▸ Required task
Return the listing below verbatim. Pictures do not belong in the copy.

▸ Provided entries

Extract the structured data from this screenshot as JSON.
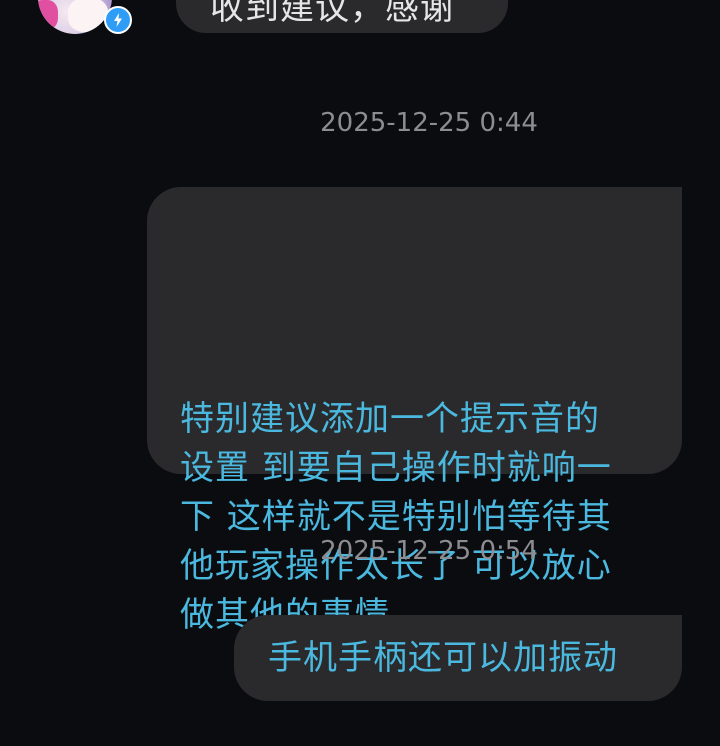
{
  "previous_message": {
    "text": "收到建议，感谢"
  },
  "messages": [
    {
      "timestamp": "2025-12-25 0:44",
      "lines": [
        "特别建议添加一个提示音的",
        "设置 到要自己操作时就响一",
        "下 这样就不是特别怕等待其",
        "他玩家操作太长了 可以放心",
        "做其他的事情"
      ]
    },
    {
      "timestamp": "2025-12-25 0:54",
      "text": "手机手柄还可以加振动"
    }
  ],
  "avatar": {
    "badge_icon": "lightning-icon",
    "badge_color": "#2f9df5"
  },
  "colors": {
    "background": "#0b0c0f",
    "bubble": "#2a2a2c",
    "self_text": "#4bb9df",
    "other_text": "#e6e6e6",
    "timestamp": "#8d8d91"
  }
}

▸ Reply
Extract the structured data from this screenshot as JSON.
{
  "previous_message": {
    "text": "收到建议，感谢"
  },
  "messages": [
    {
      "timestamp": "2025-12-25 0:44",
      "lines": [
        "特别建议添加一个提示音的",
        "设置 到要自己操作时就响一",
        "下 这样就不是特别怕等待其",
        "他玩家操作太长了 可以放心",
        "做其他的事情"
      ]
    },
    {
      "timestamp": "2025-12-25 0:54",
      "text": "手机手柄还可以加振动"
    }
  ],
  "avatar": {
    "badge_icon": "lightning-icon",
    "badge_color": "#2f9df5"
  },
  "colors": {
    "background": "#0b0c0f",
    "bubble": "#2a2a2c",
    "self_text": "#4bb9df",
    "other_text": "#e6e6e6",
    "timestamp": "#8d8d91"
  }
}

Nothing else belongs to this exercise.